((

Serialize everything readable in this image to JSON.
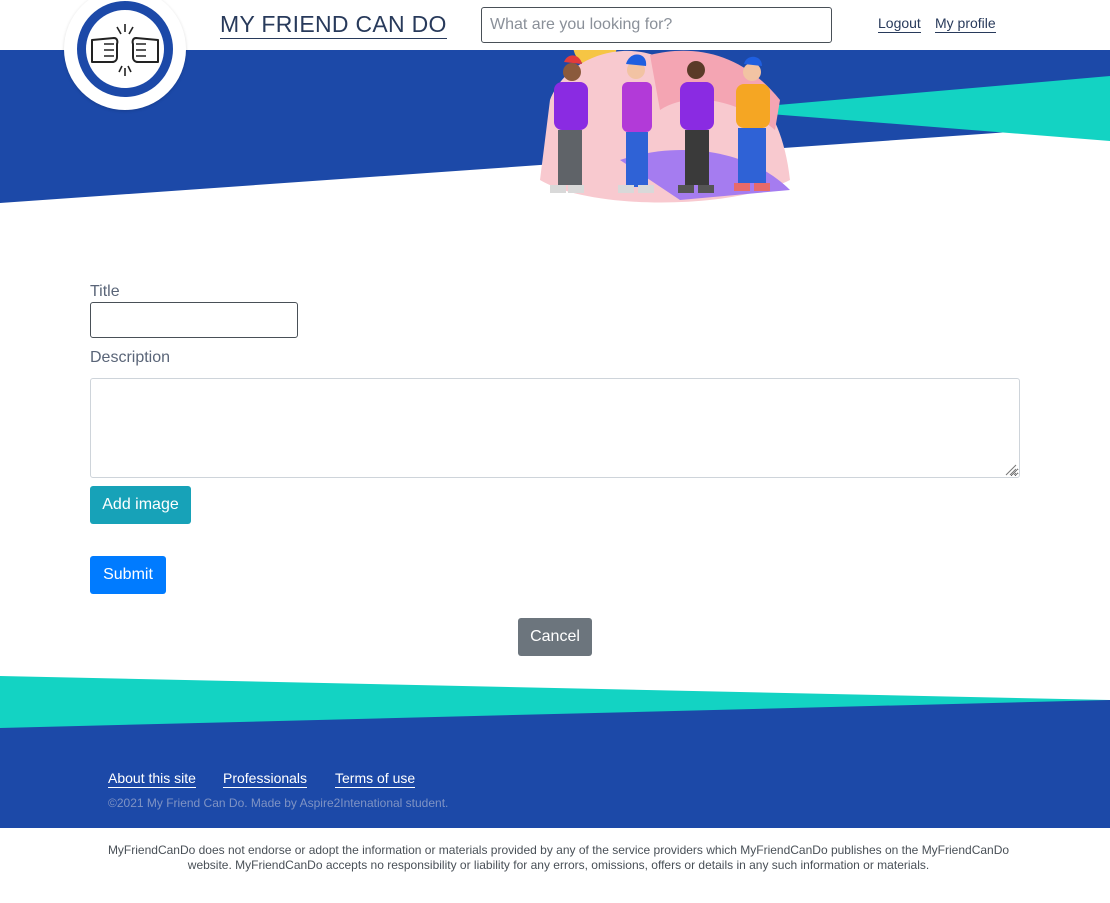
{
  "header": {
    "brand": "MY FRIEND CAN DO",
    "search_placeholder": "What are you looking for?",
    "nav": {
      "logout": "Logout",
      "profile": "My profile"
    }
  },
  "form": {
    "title_label": "Title",
    "title_value": "",
    "description_label": "Description",
    "description_value": "",
    "add_image_label": "Add image",
    "submit_label": "Submit",
    "cancel_label": "Cancel"
  },
  "footer": {
    "links": [
      "About this site",
      "Professionals",
      "Terms of use"
    ],
    "copyright": "©2021 My Friend Can Do. Made by Aspire2Intenational student.",
    "disclaimer": "MyFriendCanDo does not endorse or adopt the information or materials provided by any of the service providers which MyFriendCanDo publishes on the MyFriendCanDo website. MyFriendCanDo accepts no responsibility or liability for any errors, omissions, offers or details in any such information or materials."
  },
  "colors": {
    "brand_blue": "#1c49a8",
    "teal": "#13d3c3",
    "info": "#17a2b8",
    "primary": "#007bff",
    "secondary": "#6c757d"
  },
  "icons": {
    "logo": "fist-bump-icon",
    "resize": "resize-grip-icon"
  }
}
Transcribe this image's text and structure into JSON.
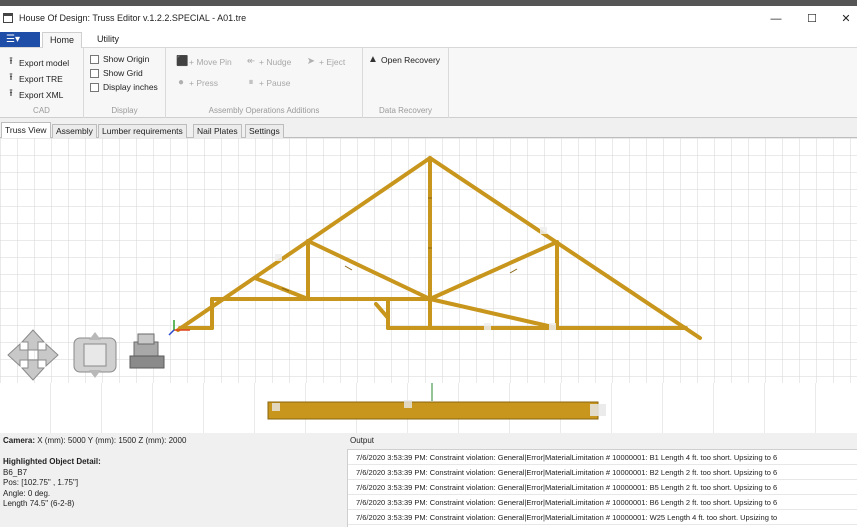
{
  "window": {
    "title": "House Of Design: Truss Editor v.1.2.2.SPECIAL - A01.tre",
    "minimize_glyph": "—",
    "maximize_glyph": "☐",
    "close_glyph": "✕"
  },
  "menubar": {
    "app_menu_glyph": "☰▾",
    "tabs": [
      "Home",
      "Utility"
    ]
  },
  "ribbon": {
    "cad": {
      "label": "CAD",
      "items": [
        "Export model",
        "Export TRE",
        "Export XML"
      ]
    },
    "display": {
      "label": "Display",
      "items": [
        "Show Origin",
        "Show Grid",
        "Display inches"
      ]
    },
    "assembly": {
      "label": "Assembly Operations Additions",
      "move_pin": "+ Move Pin",
      "nudge": "+ Nudge",
      "eject": "+ Eject",
      "press": "+ Press",
      "pause": "+ Pause"
    },
    "recovery": {
      "label": "Data Recovery",
      "open_recovery": "Open Recovery"
    }
  },
  "view_tabs": [
    "Truss View",
    "Assembly",
    "Lumber requirements",
    "Nail Plates",
    "Settings"
  ],
  "colors": {
    "lumber": "#c8961c",
    "lumber_edge": "#8a6410",
    "grid": "#d6d6d6",
    "menu_blue": "#1f4ea8"
  },
  "camera": {
    "label": "Camera:",
    "x_label": "X (mm):",
    "x": "5000",
    "y_label": "Y (mm):",
    "y": "1500",
    "z_label": "Z (mm):",
    "z": "2000"
  },
  "detail": {
    "heading": "Highlighted Object Detail:",
    "name": "B6_B7",
    "pos": "Pos: [102.75\" , 1.75\"]",
    "angle": "Angle: 0 deg.",
    "length": "Length 74.5\" (6-2-8)"
  },
  "output": {
    "label": "Output",
    "lines": [
      "7/6/2020 3:53:39 PM: Constraint violation: General|Error|MaterialLimitation # 10000001: B1 Length 4 ft. too short. Upsizing to 6",
      "7/6/2020 3:53:39 PM: Constraint violation: General|Error|MaterialLimitation # 10000001: B2 Length 2 ft. too short. Upsizing to 6",
      "7/6/2020 3:53:39 PM: Constraint violation: General|Error|MaterialLimitation # 10000001: B5 Length 2 ft. too short. Upsizing to 6",
      "7/6/2020 3:53:39 PM: Constraint violation: General|Error|MaterialLimitation # 10000001: B6 Length 2 ft. too short. Upsizing to 6",
      "7/6/2020 3:53:39 PM: Constraint violation: General|Error|MaterialLimitation # 10000001: W25 Length 4 ft. too short. Upsizing to"
    ]
  }
}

))

# WORK TO COMPLETE:
Produce an exact copy of each line of data, skipping embedded images.

# EXERCISE SOLUTION:
Serialize everything readable in this image to JSON.
{
  "header": {
    "brand": "MY FRIEND CAN DO",
    "search_placeholder": "What are you looking for?",
    "nav": {
      "logout": "Logout",
      "profile": "My profile"
    }
  },
  "form": {
    "title_label": "Title",
    "title_value": "",
    "description_label": "Description",
    "description_value": "",
    "add_image_label": "Add image",
    "submit_label": "Submit",
    "cancel_label": "Cancel"
  },
  "footer": {
    "links": [
      "About this site",
      "Professionals",
      "Terms of use"
    ],
    "copyright": "©2021 My Friend Can Do. Made by Aspire2Intenational student.",
    "disclaimer": "MyFriendCanDo does not endorse or adopt the information or materials provided by any of the service providers which MyFriendCanDo publishes on the MyFriendCanDo website. MyFriendCanDo accepts no responsibility or liability for any errors, omissions, offers or details in any such information or materials."
  },
  "colors": {
    "brand_blue": "#1c49a8",
    "teal": "#13d3c3",
    "info": "#17a2b8",
    "primary": "#007bff",
    "secondary": "#6c757d"
  },
  "icons": {
    "logo": "fist-bump-icon",
    "resize": "resize-grip-icon"
  }
}
Transcribe this image's text and structure into JSON.
{
  "window": {
    "title": "House Of Design: Truss Editor v.1.2.2.SPECIAL - A01.tre",
    "minimize_glyph": "—",
    "maximize_glyph": "☐",
    "close_glyph": "✕"
  },
  "menubar": {
    "app_menu_glyph": "☰▾",
    "tabs": [
      "Home",
      "Utility"
    ]
  },
  "ribbon": {
    "cad": {
      "label": "CAD",
      "items": [
        "Export model",
        "Export TRE",
        "Export XML"
      ]
    },
    "display": {
      "label": "Display",
      "items": [
        "Show Origin",
        "Show Grid",
        "Display inches"
      ]
    },
    "assembly": {
      "label": "Assembly Operations Additions",
      "move_pin": "+ Move Pin",
      "nudge": "+ Nudge",
      "eject": "+ Eject",
      "press": "+ Press",
      "pause": "+ Pause"
    },
    "recovery": {
      "label": "Data Recovery",
      "open_recovery": "Open Recovery"
    }
  },
  "view_tabs": [
    "Truss View",
    "Assembly",
    "Lumber requirements",
    "Nail Plates",
    "Settings"
  ],
  "colors": {
    "lumber": "#c8961c",
    "lumber_edge": "#8a6410",
    "grid": "#d6d6d6",
    "menu_blue": "#1f4ea8"
  },
  "camera": {
    "label": "Camera:",
    "x_label": "X (mm):",
    "x": "5000",
    "y_label": "Y (mm):",
    "y": "1500",
    "z_label": "Z (mm):",
    "z": "2000"
  },
  "detail": {
    "heading": "Highlighted Object Detail:",
    "name": "B6_B7",
    "pos": "Pos: [102.75\" , 1.75\"]",
    "angle": "Angle: 0 deg.",
    "length": "Length 74.5\" (6-2-8)"
  },
  "output": {
    "label": "Output",
    "lines": [
      "7/6/2020 3:53:39 PM: Constraint violation: General|Error|MaterialLimitation # 10000001: B1 Length 4 ft. too short. Upsizing to 6",
      "7/6/2020 3:53:39 PM: Constraint violation: General|Error|MaterialLimitation # 10000001: B2 Length 2 ft. too short. Upsizing to 6",
      "7/6/2020 3:53:39 PM: Constraint violation: General|Error|MaterialLimitation # 10000001: B5 Length 2 ft. too short. Upsizing to 6",
      "7/6/2020 3:53:39 PM: Constraint violation: General|Error|MaterialLimitation # 10000001: B6 Length 2 ft. too short. Upsizing to 6",
      "7/6/2020 3:53:39 PM: Constraint violation: General|Error|MaterialLimitation # 10000001: W25 Length 4 ft. too short. Upsizing to"
    ]
  }
}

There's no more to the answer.